(Exercise input begins)

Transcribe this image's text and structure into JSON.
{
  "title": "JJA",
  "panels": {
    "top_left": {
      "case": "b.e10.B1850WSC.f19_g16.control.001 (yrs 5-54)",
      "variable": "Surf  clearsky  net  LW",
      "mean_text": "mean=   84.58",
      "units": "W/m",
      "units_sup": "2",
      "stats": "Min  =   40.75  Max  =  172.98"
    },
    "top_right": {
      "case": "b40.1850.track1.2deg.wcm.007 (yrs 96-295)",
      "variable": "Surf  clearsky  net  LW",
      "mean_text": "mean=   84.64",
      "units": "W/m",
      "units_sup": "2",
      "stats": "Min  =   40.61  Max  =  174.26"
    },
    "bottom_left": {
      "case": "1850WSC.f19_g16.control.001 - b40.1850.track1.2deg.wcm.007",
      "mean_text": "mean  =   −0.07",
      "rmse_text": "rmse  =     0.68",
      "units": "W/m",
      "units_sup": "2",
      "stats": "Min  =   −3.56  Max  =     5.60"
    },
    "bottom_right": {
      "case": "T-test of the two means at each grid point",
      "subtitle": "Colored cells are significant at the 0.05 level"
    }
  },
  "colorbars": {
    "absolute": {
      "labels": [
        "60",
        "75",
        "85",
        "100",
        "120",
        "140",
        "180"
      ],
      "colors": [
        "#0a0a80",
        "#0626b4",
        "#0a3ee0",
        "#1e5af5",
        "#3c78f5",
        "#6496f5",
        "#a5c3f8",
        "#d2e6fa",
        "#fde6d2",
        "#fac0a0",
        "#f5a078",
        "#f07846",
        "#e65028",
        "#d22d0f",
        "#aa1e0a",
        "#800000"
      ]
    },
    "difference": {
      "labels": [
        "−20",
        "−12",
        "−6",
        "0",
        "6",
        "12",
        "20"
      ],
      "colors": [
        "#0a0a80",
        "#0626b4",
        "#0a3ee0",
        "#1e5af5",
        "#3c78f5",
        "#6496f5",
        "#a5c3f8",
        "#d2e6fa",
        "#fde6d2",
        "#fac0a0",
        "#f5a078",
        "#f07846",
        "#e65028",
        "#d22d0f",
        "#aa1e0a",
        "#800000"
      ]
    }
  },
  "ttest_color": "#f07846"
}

(Exercise input ends)

Work to be completed ▸ Give back the entries exactly. Omit none of them.

Reply to the task ▸
Transcribe this image's text and structure into JSON.
{
  "title": "JJA",
  "panels": {
    "top_left": {
      "case": "b.e10.B1850WSC.f19_g16.control.001 (yrs 5-54)",
      "variable": "Surf  clearsky  net  LW",
      "mean_text": "mean=   84.58",
      "units": "W/m",
      "units_sup": "2",
      "stats": "Min  =   40.75  Max  =  172.98"
    },
    "top_right": {
      "case": "b40.1850.track1.2deg.wcm.007 (yrs 96-295)",
      "variable": "Surf  clearsky  net  LW",
      "mean_text": "mean=   84.64",
      "units": "W/m",
      "units_sup": "2",
      "stats": "Min  =   40.61  Max  =  174.26"
    },
    "bottom_left": {
      "case": "1850WSC.f19_g16.control.001 - b40.1850.track1.2deg.wcm.007",
      "mean_text": "mean  =   −0.07",
      "rmse_text": "rmse  =     0.68",
      "units": "W/m",
      "units_sup": "2",
      "stats": "Min  =   −3.56  Max  =     5.60"
    },
    "bottom_right": {
      "case": "T-test of the two means at each grid point",
      "subtitle": "Colored cells are significant at the 0.05 level"
    }
  },
  "colorbars": {
    "absolute": {
      "labels": [
        "60",
        "75",
        "85",
        "100",
        "120",
        "140",
        "180"
      ],
      "colors": [
        "#0a0a80",
        "#0626b4",
        "#0a3ee0",
        "#1e5af5",
        "#3c78f5",
        "#6496f5",
        "#a5c3f8",
        "#d2e6fa",
        "#fde6d2",
        "#fac0a0",
        "#f5a078",
        "#f07846",
        "#e65028",
        "#d22d0f",
        "#aa1e0a",
        "#800000"
      ]
    },
    "difference": {
      "labels": [
        "−20",
        "−12",
        "−6",
        "0",
        "6",
        "12",
        "20"
      ],
      "colors": [
        "#0a0a80",
        "#0626b4",
        "#0a3ee0",
        "#1e5af5",
        "#3c78f5",
        "#6496f5",
        "#a5c3f8",
        "#d2e6fa",
        "#fde6d2",
        "#fac0a0",
        "#f5a078",
        "#f07846",
        "#e65028",
        "#d22d0f",
        "#aa1e0a",
        "#800000"
      ]
    }
  },
  "ttest_color": "#f07846"
}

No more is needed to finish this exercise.